▸ Your instructions:
Copy each line in which the string "Street" occurs.
* begin Records *
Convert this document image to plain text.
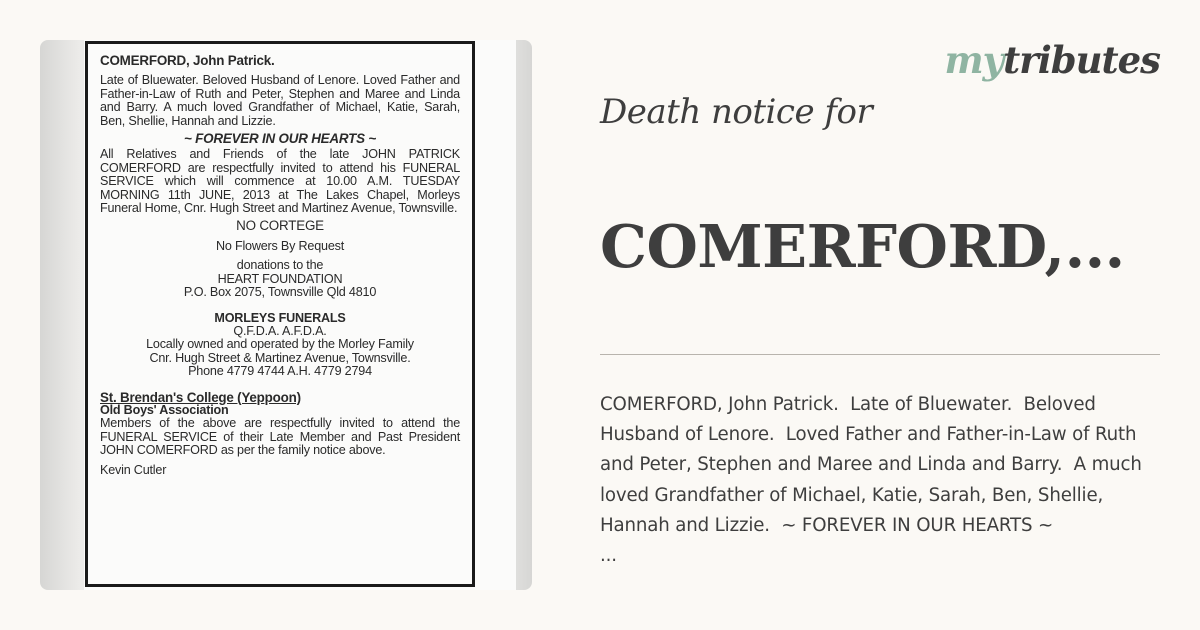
COMERFORD, John Patrick.
Late of Bluewater. Beloved Husband of Lenore. Loved Father and Father-in-Law of Ruth and Peter, Stephen and Maree and Linda and Barry. A much loved Grandfather of Michael, Katie, Sarah, Ben, Shellie, Hannah and Lizzie.
~ FOREVER IN OUR HEARTS ~
All Relatives and Friends of the late JOHN PATRICK COMERFORD are respectfully invited to attend his FUNERAL SERVICE which will commence at 10.00 A.M. TUESDAY MORNING 11th JUNE, 2013 at The Lakes Chapel, Morleys Funeral Home, Cnr. Hugh Street and Martinez Avenue, Townsville.
NO CORTEGE
No Flowers By Request
donations to the
HEART FOUNDATION
P.O. Box 2075, Townsville Qld 4810
MORLEYS FUNERALS
Q.F.D.A. A.F.D.A.
Locally owned and operated by the Morley Family
Cnr. Hugh Street & Martinez Avenue, Townsville.
Phone 4779 4744 A.H. 4779 2794
St. Brendan's College (Yeppoon)
Old Boys' Association
Members of the above are respectfully invited to attend the FUNERAL SERVICE of their Late Member and Past President JOHN COMERFORD as per the family notice above.
Kevin Cutler
mytributes
Death notice for
COMERFORD,...
COMERFORD, John Patrick.  Late of Bluewater.  Beloved Husband of Lenore.  Loved Father and Father-in-Law of Ruth and Peter, Stephen and Maree and Linda and Barry.  A much loved Grandfather of Michael, Katie, Sarah, Ben, Shellie, Hannah and Lizzie.  ~ FOREVER IN OUR HEARTS ~
...
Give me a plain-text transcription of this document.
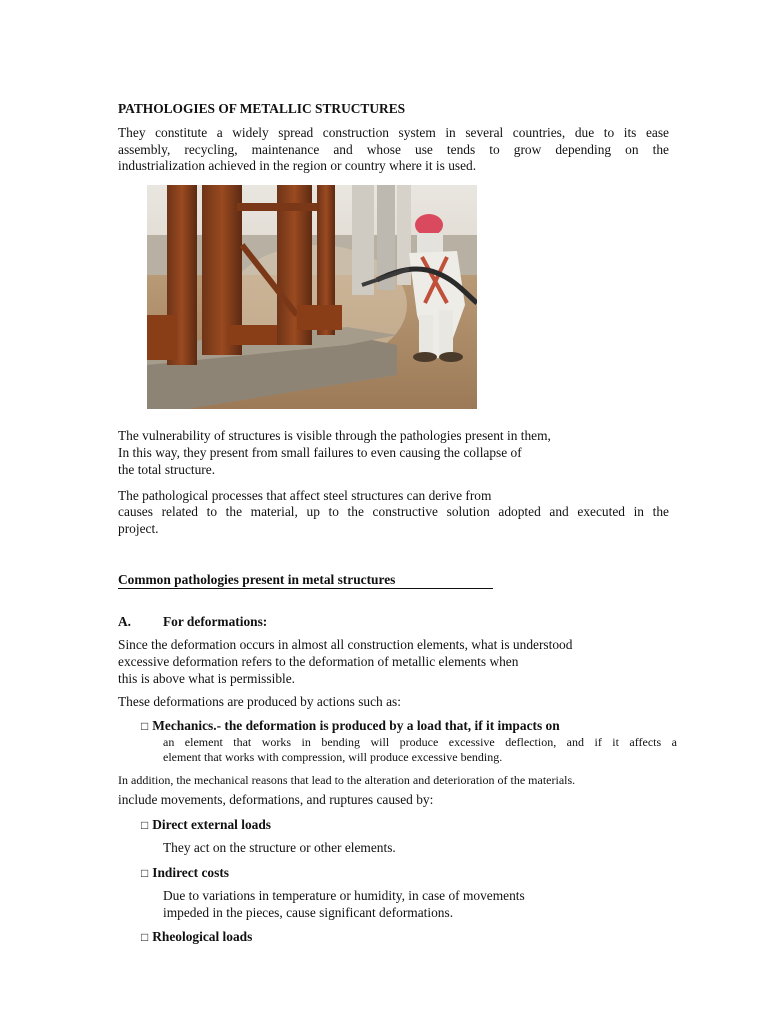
PATHOLOGIES OF METALLIC STRUCTURES
They constitute a widely spread construction system in several countries, due to its ease
assembly, recycling, maintenance and whose use tends to grow depending on the
industrialization achieved in the region or country where it is used.
The vulnerability of structures is visible through the pathologies present in them,
In this way, they present from small failures to even causing the collapse of
the total structure.
The pathological processes that affect steel structures can derive from
causes related to the material, up to the constructive solution adopted and executed in the
project.
Common pathologies present in metal structures
A. For deformations:
Since the deformation occurs in almost all construction elements, what is understood
excessive deformation refers to the deformation of metallic elements when
this is above what is permissible.
These deformations are produced by actions such as:
□ Mechanics.- the deformation is produced by a load that, if it impacts on
an element that works in bending will produce excessive deflection, and if it affects a
element that works with compression, will produce excessive bending.
In addition, the mechanical reasons that lead to the alteration and deterioration of the materials.
include movements, deformations, and ruptures caused by:
□ Direct external loads
They act on the structure or other elements.
□ Indirect costs
Due to variations in temperature or humidity, in case of movements
impeded in the pieces, cause significant deformations.
□ Rheological loads
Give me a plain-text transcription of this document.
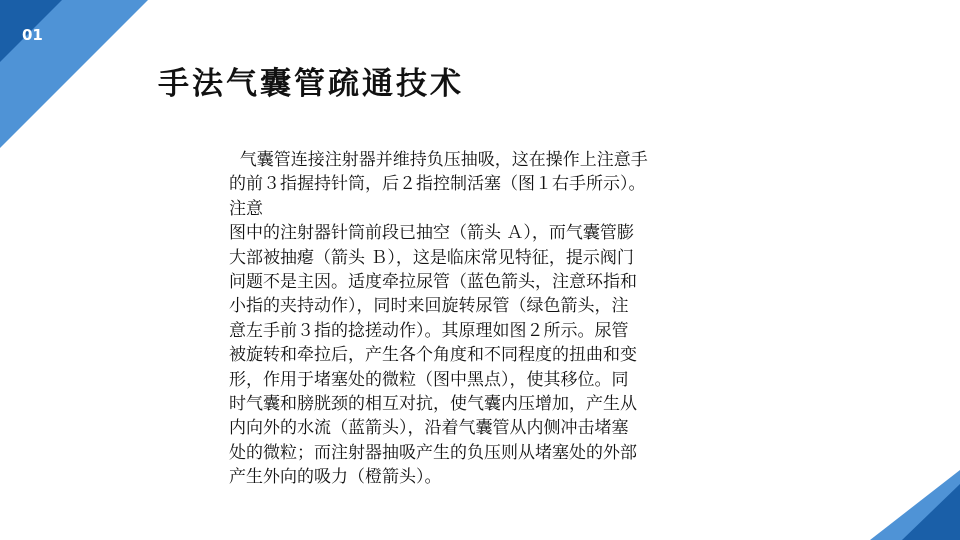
01
手法气囊管疏通技术
气囊管连接注射器并维持负压抽吸，这在操作上注意手
的前３指握持针筒，后２指控制活塞（图１右手所示）。
注意
图中的注射器针筒前段已抽空（箭头 Ａ），而气囊管膨
大部被抽瘪（箭头 Ｂ），这是临床常见特征，提示阀门
问题不是主因。适度牵拉尿管（蓝色箭头，注意环指和
小指的夹持动作），同时来回旋转尿管（绿色箭头，注
意左手前３指的捻搓动作）。其原理如图２所示。尿管
被旋转和牵拉后，产生各个角度和不同程度的扭曲和变
形，作用于堵塞处的微粒（图中黑点），使其移位。同
时气囊和膀胱颈的相互对抗，使气囊内压增加，产生从
内向外的水流（蓝箭头），沿着气囊管从内侧冲击堵塞
处的微粒；而注射器抽吸产生的负压则从堵塞处的外部
产生外向的吸力（橙箭头）。
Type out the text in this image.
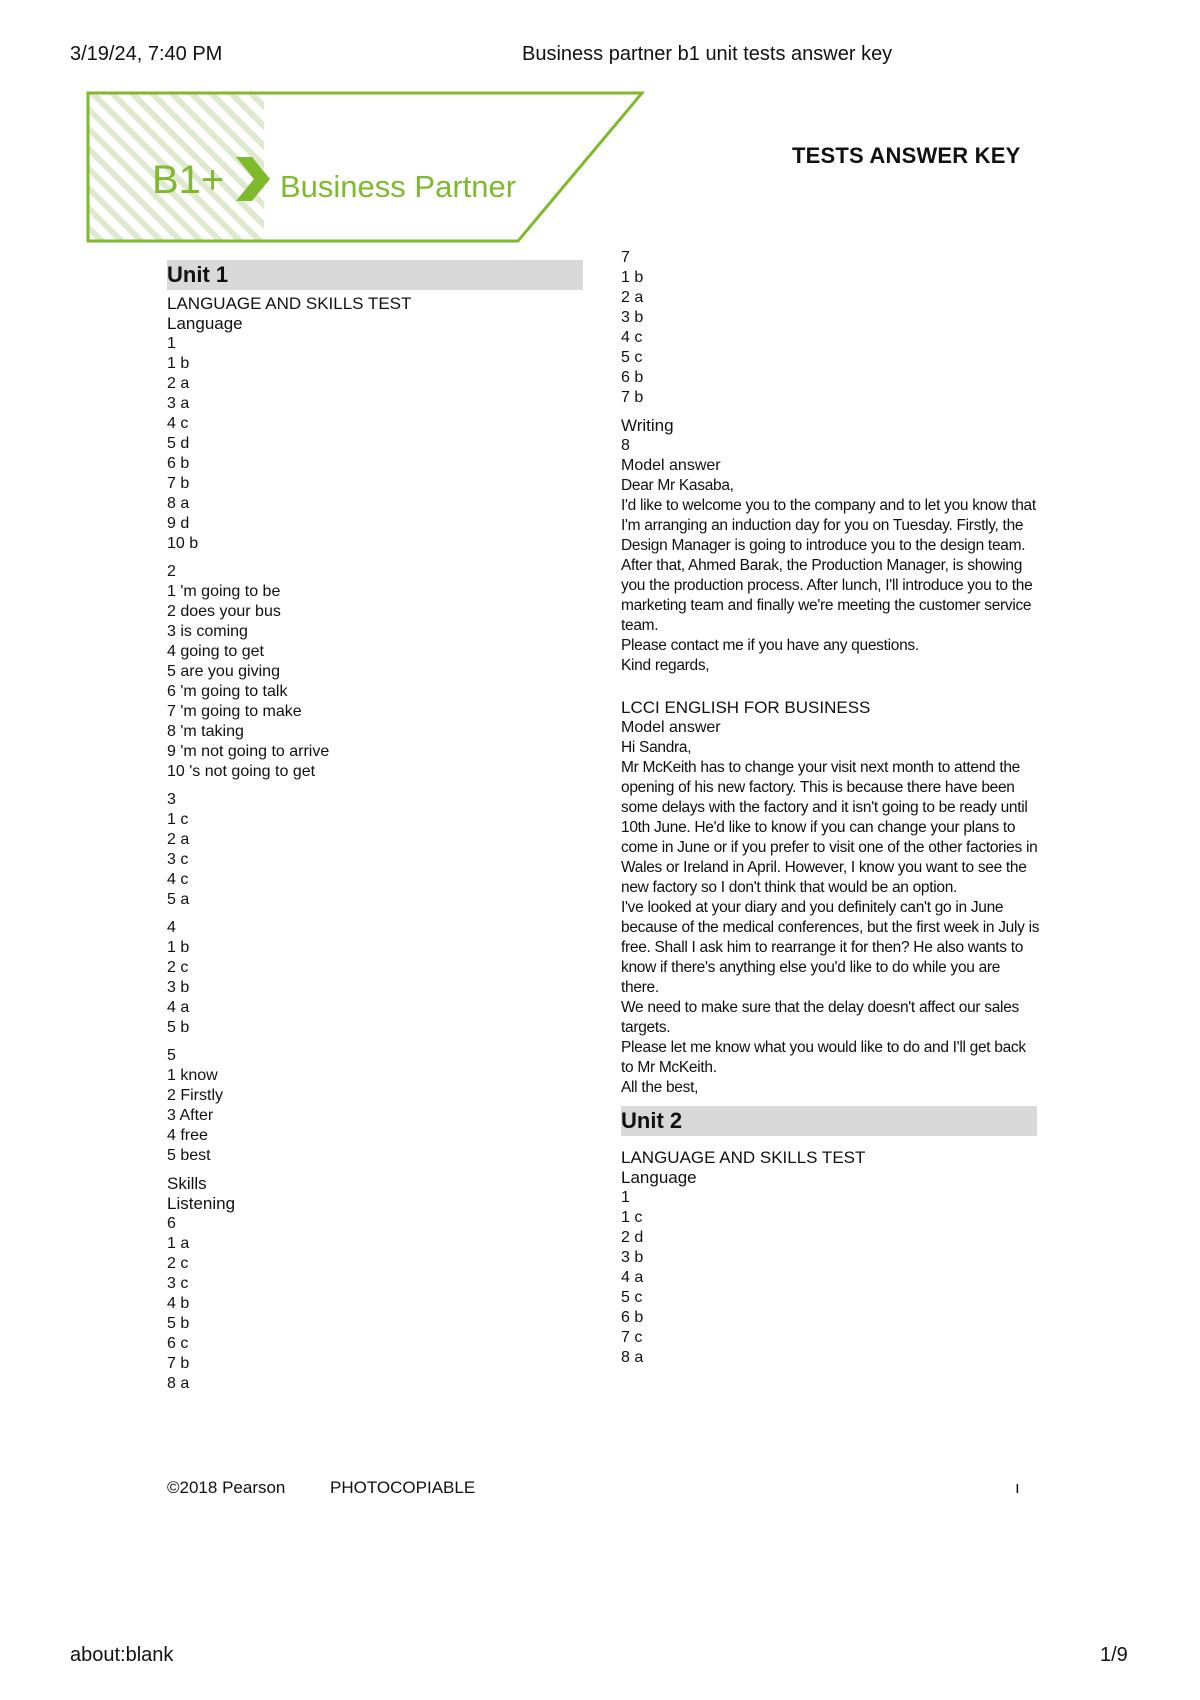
3/19/24, 7:40 PM	Business partner b1 unit tests answer key
B1+ Business Partner
TESTS ANSWER KEY
Unit 1
LANGUAGE AND SKILLS TEST
Language
1
1 b
2 a
3 a
4 c
5 d
6 b
7 b
8 a
9 d
10 b
2
1 'm going to be
2 does your bus
3 is coming
4 going to get
5 are you giving
6 'm going to talk
7 'm going to make
8 'm taking
9 'm not going to arrive
10 's not going to get
3
1 c
2 a
3 c
4 c
5 a
4
1 b
2 c
3 b
4 a
5 b
5
1 know
2 Firstly
3 After
4 free
5 best
Skills
Listening
6
1 a
2 c
3 c
4 b
5 b
6 c
7 b
8 a
7
1 b
2 a
3 b
4 c
5 c
6 b
7 b
Writing
8
Model answer
Dear Mr Kasaba,
I'd like to welcome you to the company and to let you know that I'm arranging an induction day for you on Tuesday. Firstly, the Design Manager is going to introduce you to the design team. After that, Ahmed Barak, the Production Manager, is showing you the production process. After lunch, I'll introduce you to the marketing team and finally we're meeting the customer service team.
Please contact me if you have any questions.
Kind regards,
LCCI ENGLISH FOR BUSINESS
Model answer
Hi Sandra,
Mr McKeith has to change your visit next month to attend the opening of his new factory. This is because there have been some delays with the factory and it isn't going to be ready until 10th June. He'd like to know if you can change your plans to come in June or if you prefer to visit one of the other factories in Wales or Ireland in April. However, I know you want to see the new factory so I don't think that would be an option.
I've looked at your diary and you definitely can't go in June because of the medical conferences, but the first week in July is free. Shall I ask him to rearrange it for then? He also wants to know if there's anything else you'd like to do while you are there.
We need to make sure that the delay doesn't affect our sales targets.
Please let me know what you would like to do and I'll get back to Mr McKeith.
All the best,
Unit 2
LANGUAGE AND SKILLS TEST
Language
1
1 c
2 d
3 b
4 a
5 c
6 b
7 c
8 a
©2018 Pearson	PHOTOCOPIABLE	ı
about:blank	1/9
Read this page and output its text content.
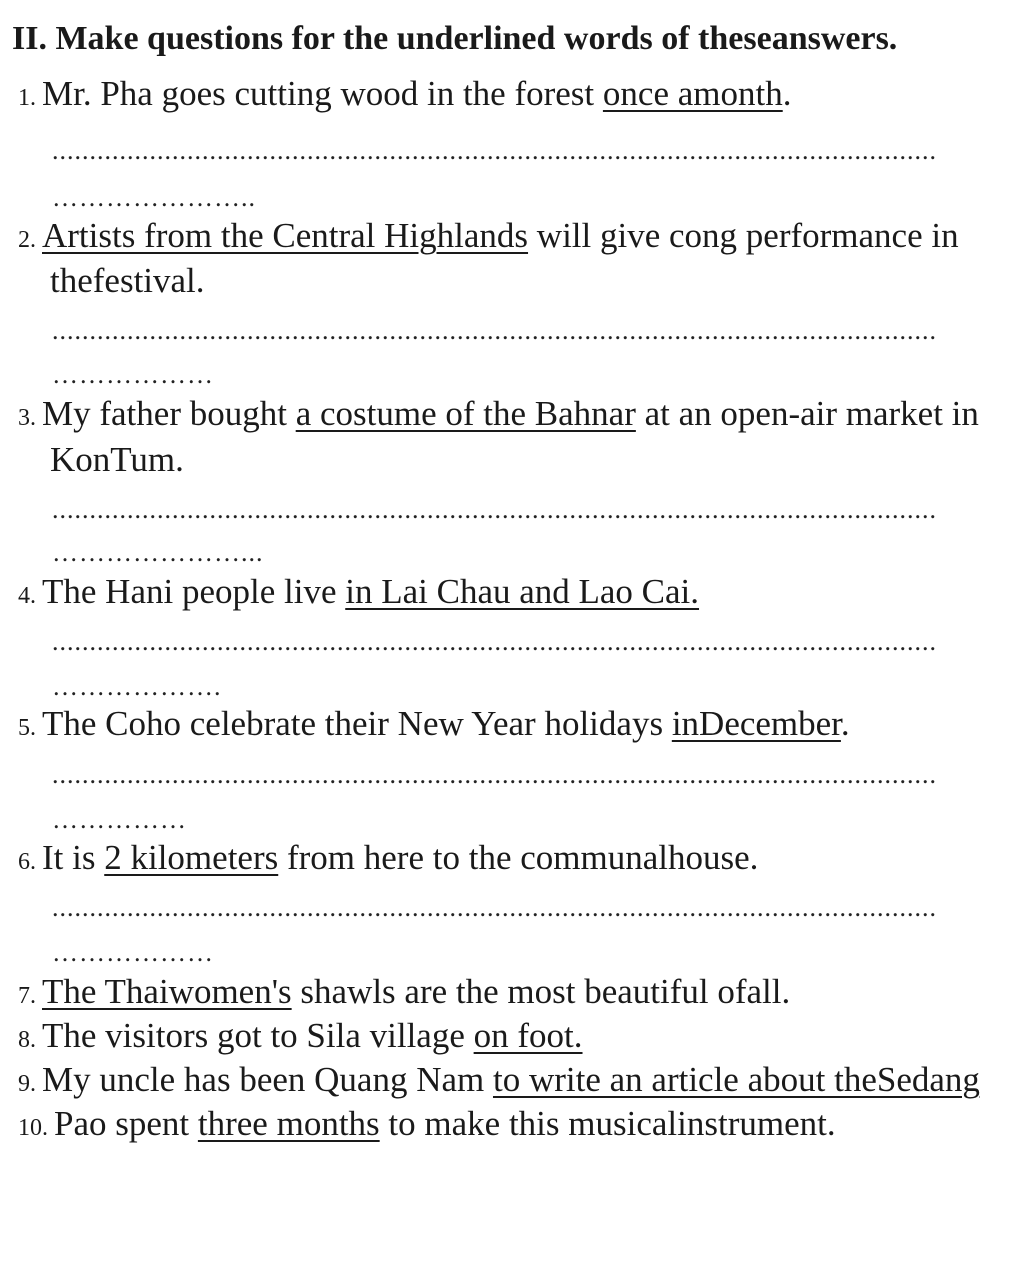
II. Make questions for the underlined words of theseanswers.
1. Mr. Pha goes cutting wood in the forest once amonth.
......................................................................................................................
…………………..
2. Artists from the Central Highlands will give cong performance in
thefestival.
......................................................................................................................
………………
3. My father bought a costume of the Bahnar at an open-air market in
KonTum.
......................................................................................................................
…………………...
4. The Hani people live in Lai Chau and Lao Cai.
......................................................................................................................
……………….
5. The Coho celebrate their New Year holidays inDecember.
......................................................................................................................
……………
6. It is 2 kilometers from here to the communalhouse.
......................................................................................................................
………………
7. The Thaiwomen's shawls are the most beautiful ofall.
8. The visitors got to Sila village on foot.
9. My uncle has been Quang Nam to write an article about theSedang
10. Pao spent three months to make this musicalinstrument.
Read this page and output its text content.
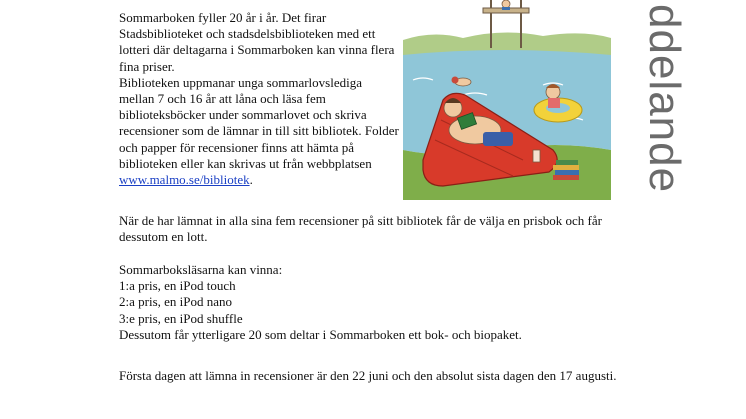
Sommarboken fyller 20 år i år. Det firar Stadsbiblioteket och stadsdelsbiblioteken med ett lotteri där deltagarna i Sommarboken kan vinna flera fina priser.

Biblioteken uppmanar unga sommarlovslediga mellan 7 och 16 år att låna och läsa fem biblioteksböcker under sommarlovet och skriva recensioner som de lämnar in till sitt bibliotek. Folder och papper för recensioner finns att hämta på biblioteken eller kan skrivas ut från webbplatsen www.malmo.se/bibliotek.

När de har lämnat in alla sina fem recensioner på sitt bibliotek får de välja en prisbok och får dessutom en lott.

Sommarboksläsarna kan vinna:

1:a pris, en iPod touch

2:a pris, en iPod nano

3:e pris, en iPod shuffle

Dessutom får ytterligare 20 som deltar i Sommarboken ett bok- och biopaket.

Första dagen att lämna in recensioner är den 22 juni och den absolut sista dagen den 17 augusti.

ddelande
* end Records *
▸ Expected answer:
All Relatives and Friends of the late JOHN PATRICK COMERFORD are respectfully invited to attend his FUNERAL SERVICE which will commence at 10.00 A.M. TUESDAY MORNING 11th JUNE, 2013 at The Lakes Chapel, Morleys Funeral Home, Cnr. Hugh Street and Martinez Avenue, Townsville.
Cnr. Hugh Street & Martinez Avenue, Townsville.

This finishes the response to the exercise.